DATA IN THIS EXERCISE:
_ _ _ _ _ _ _
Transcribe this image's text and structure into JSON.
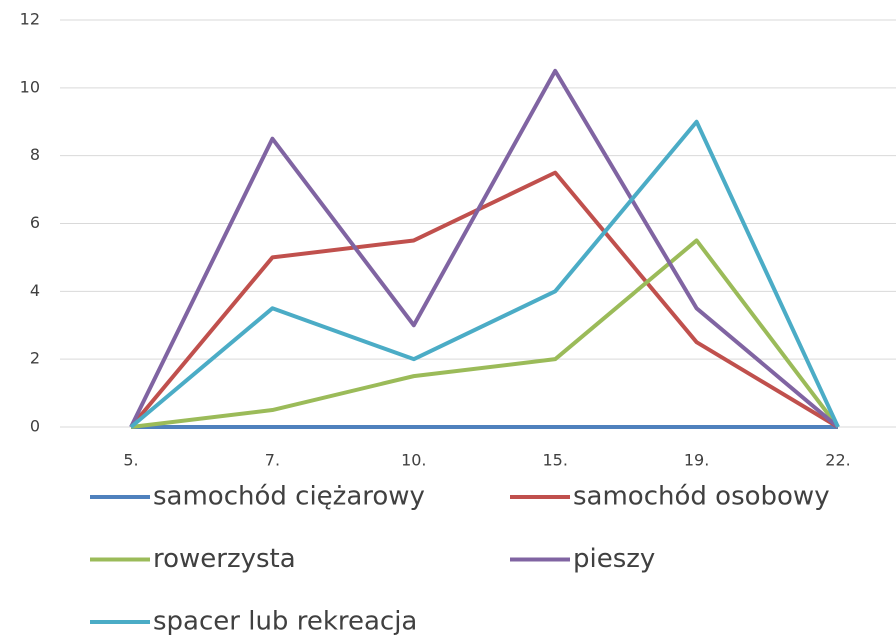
{
  "chart_data": {
    "type": "line",
    "categories": [
      "5.",
      "7.",
      "10.",
      "15.",
      "19.",
      "22."
    ],
    "series": [
      {
        "name": "samochód ciężarowy",
        "color": "#4f81bd",
        "values": [
          0,
          0,
          0,
          0,
          0,
          0
        ]
      },
      {
        "name": "samochód osobowy",
        "color": "#c0504d",
        "values": [
          0,
          5,
          5.5,
          7.5,
          2.5,
          0
        ]
      },
      {
        "name": "rowerzysta",
        "color": "#9bbb59",
        "values": [
          0,
          0.5,
          1.5,
          2,
          5.5,
          0
        ]
      },
      {
        "name": "pieszy",
        "color": "#8064a2",
        "values": [
          0,
          8.5,
          3,
          10.5,
          3.5,
          0
        ]
      },
      {
        "name": "spacer lub rekreacja",
        "color": "#4bacc6",
        "values": [
          0,
          3.5,
          2,
          4,
          9,
          0
        ]
      }
    ],
    "ylim": [
      0,
      12
    ],
    "yticks": [
      0,
      2,
      4,
      6,
      8,
      10,
      12
    ],
    "grid": true
  }
}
_ _ _ _ _ _ _
WHAT YOU WILL DO:
Drop the images and repeat the data exactly.

SOLUTION TO THIS TASK:
Transcribe this image's text and structure into JSON.
{
  "chart_data": {
    "type": "line",
    "categories": [
      "5.",
      "7.",
      "10.",
      "15.",
      "19.",
      "22."
    ],
    "series": [
      {
        "name": "samochód ciężarowy",
        "color": "#4f81bd",
        "values": [
          0,
          0,
          0,
          0,
          0,
          0
        ]
      },
      {
        "name": "samochód osobowy",
        "color": "#c0504d",
        "values": [
          0,
          5,
          5.5,
          7.5,
          2.5,
          0
        ]
      },
      {
        "name": "rowerzysta",
        "color": "#9bbb59",
        "values": [
          0,
          0.5,
          1.5,
          2,
          5.5,
          0
        ]
      },
      {
        "name": "pieszy",
        "color": "#8064a2",
        "values": [
          0,
          8.5,
          3,
          10.5,
          3.5,
          0
        ]
      },
      {
        "name": "spacer lub rekreacja",
        "color": "#4bacc6",
        "values": [
          0,
          3.5,
          2,
          4,
          9,
          0
        ]
      }
    ],
    "ylim": [
      0,
      12
    ],
    "yticks": [
      0,
      2,
      4,
      6,
      8,
      10,
      12
    ],
    "grid": true
  }
}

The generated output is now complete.